→ Task description
All of the listing below must be repeated word for word. Pictures are the only thing to omit.

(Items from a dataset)
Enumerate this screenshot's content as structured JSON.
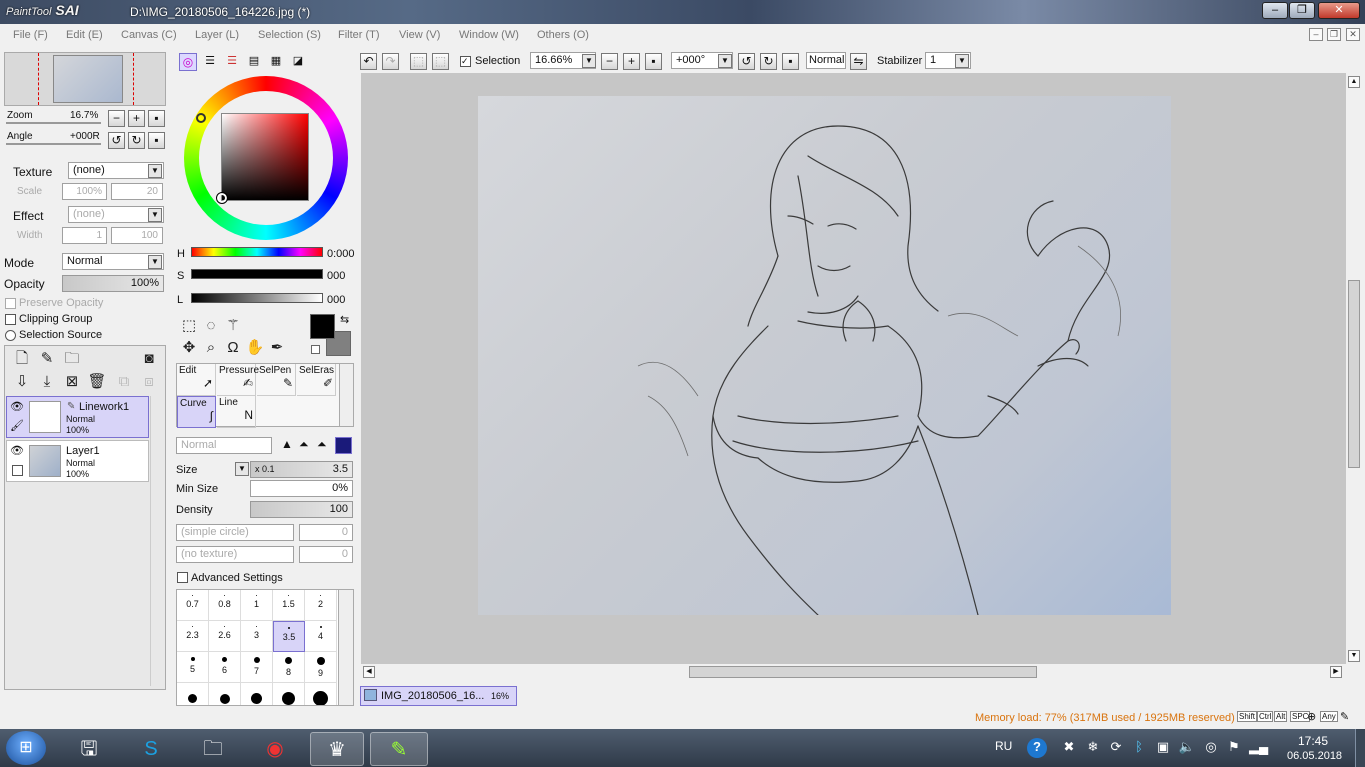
{
  "window": {
    "app_name": "PaintTool",
    "app_name_bold": "SAI",
    "title": "D:\\IMG_20180506_164226.jpg (*)"
  },
  "menu": [
    "File (F)",
    "Edit (E)",
    "Canvas (C)",
    "Layer (L)",
    "Selection (S)",
    "Filter (T)",
    "View (V)",
    "Window (W)",
    "Others (O)"
  ],
  "navigator": {
    "zoom_label": "Zoom",
    "zoom_value": "16.7%",
    "angle_label": "Angle",
    "angle_value": "+000R"
  },
  "texture": {
    "label": "Texture",
    "value": "(none)",
    "scale_label": "Scale",
    "scale_value": "100%",
    "scale_num": "20"
  },
  "effect": {
    "label": "Effect",
    "value": "(none)",
    "width_label": "Width",
    "width_value": "1",
    "width_num": "100"
  },
  "layer_props": {
    "mode_label": "Mode",
    "mode_value": "Normal",
    "opacity_label": "Opacity",
    "opacity_value": "100%",
    "preserve_opacity": "Preserve Opacity",
    "clipping_group": "Clipping Group",
    "selection_source": "Selection Source"
  },
  "layers": [
    {
      "name": "Linework1",
      "mode": "Normal",
      "opacity": "100%",
      "selected": true
    },
    {
      "name": "Layer1",
      "mode": "Normal",
      "opacity": "100%",
      "selected": false
    }
  ],
  "color": {
    "h_label": "H",
    "h_value": "0:000",
    "s_label": "S",
    "s_value": "000",
    "l_label": "L",
    "l_value": "000",
    "primary": "#000000",
    "secondary": "#808080"
  },
  "tools": [
    {
      "label": "Edit"
    },
    {
      "label": "Pressure"
    },
    {
      "label": "SelPen"
    },
    {
      "label": "SelEras"
    },
    {
      "label": "Curve"
    },
    {
      "label": "Line"
    }
  ],
  "brush": {
    "blend_mode": "Normal",
    "size_label": "Size",
    "size_mult": "x 0.1",
    "size_value": "3.5",
    "min_size_label": "Min Size",
    "min_size_value": "0%",
    "density_label": "Density",
    "density_value": "100",
    "shape": "(simple circle)",
    "shape_value": "0",
    "texture": "(no texture)",
    "texture_value": "0",
    "advanced": "Advanced Settings",
    "sizes": [
      "0.7",
      "0.8",
      "1",
      "1.5",
      "2",
      "2.3",
      "2.6",
      "3",
      "3.5",
      "4",
      "5",
      "6",
      "7",
      "8",
      "9",
      "",
      "",
      "",
      "",
      ""
    ],
    "selected_size": "3.5"
  },
  "toolbar": {
    "selection_label": "Selection",
    "zoom_value": "16.66%",
    "angle_value": "+000°",
    "mode_value": "Normal",
    "stabilizer_label": "Stabilizer",
    "stabilizer_value": "1"
  },
  "doc_tab": {
    "name": "IMG_20180506_16...",
    "zoom": "16%"
  },
  "status": {
    "memory": "Memory load: 77% (317MB used / 1925MB reserved)",
    "keys": [
      "Shift",
      "Ctrl",
      "Alt",
      "SPC",
      "Any"
    ]
  },
  "taskbar": {
    "language": "RU",
    "time": "17:45",
    "date": "06.05.2018"
  }
}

→ Output for this task
Enumerate this screenshot's content as structured JSON.
{
  "window": {
    "app_name": "PaintTool",
    "app_name_bold": "SAI",
    "title": "D:\\IMG_20180506_164226.jpg (*)"
  },
  "menu": [
    "File (F)",
    "Edit (E)",
    "Canvas (C)",
    "Layer (L)",
    "Selection (S)",
    "Filter (T)",
    "View (V)",
    "Window (W)",
    "Others (O)"
  ],
  "navigator": {
    "zoom_label": "Zoom",
    "zoom_value": "16.7%",
    "angle_label": "Angle",
    "angle_value": "+000R"
  },
  "texture": {
    "label": "Texture",
    "value": "(none)",
    "scale_label": "Scale",
    "scale_value": "100%",
    "scale_num": "20"
  },
  "effect": {
    "label": "Effect",
    "value": "(none)",
    "width_label": "Width",
    "width_value": "1",
    "width_num": "100"
  },
  "layer_props": {
    "mode_label": "Mode",
    "mode_value": "Normal",
    "opacity_label": "Opacity",
    "opacity_value": "100%",
    "preserve_opacity": "Preserve Opacity",
    "clipping_group": "Clipping Group",
    "selection_source": "Selection Source"
  },
  "layers": [
    {
      "name": "Linework1",
      "mode": "Normal",
      "opacity": "100%",
      "selected": true
    },
    {
      "name": "Layer1",
      "mode": "Normal",
      "opacity": "100%",
      "selected": false
    }
  ],
  "color": {
    "h_label": "H",
    "h_value": "0:000",
    "s_label": "S",
    "s_value": "000",
    "l_label": "L",
    "l_value": "000",
    "primary": "#000000",
    "secondary": "#808080"
  },
  "tools": [
    {
      "label": "Edit"
    },
    {
      "label": "Pressure"
    },
    {
      "label": "SelPen"
    },
    {
      "label": "SelEras"
    },
    {
      "label": "Curve"
    },
    {
      "label": "Line"
    }
  ],
  "brush": {
    "blend_mode": "Normal",
    "size_label": "Size",
    "size_mult": "x 0.1",
    "size_value": "3.5",
    "min_size_label": "Min Size",
    "min_size_value": "0%",
    "density_label": "Density",
    "density_value": "100",
    "shape": "(simple circle)",
    "shape_value": "0",
    "texture": "(no texture)",
    "texture_value": "0",
    "advanced": "Advanced Settings",
    "sizes": [
      "0.7",
      "0.8",
      "1",
      "1.5",
      "2",
      "2.3",
      "2.6",
      "3",
      "3.5",
      "4",
      "5",
      "6",
      "7",
      "8",
      "9",
      "",
      "",
      "",
      "",
      ""
    ],
    "selected_size": "3.5"
  },
  "toolbar": {
    "selection_label": "Selection",
    "zoom_value": "16.66%",
    "angle_value": "+000°",
    "mode_value": "Normal",
    "stabilizer_label": "Stabilizer",
    "stabilizer_value": "1"
  },
  "doc_tab": {
    "name": "IMG_20180506_16...",
    "zoom": "16%"
  },
  "status": {
    "memory": "Memory load: 77% (317MB used / 1925MB reserved)",
    "keys": [
      "Shift",
      "Ctrl",
      "Alt",
      "SPC",
      "Any"
    ]
  },
  "taskbar": {
    "language": "RU",
    "time": "17:45",
    "date": "06.05.2018"
  }
}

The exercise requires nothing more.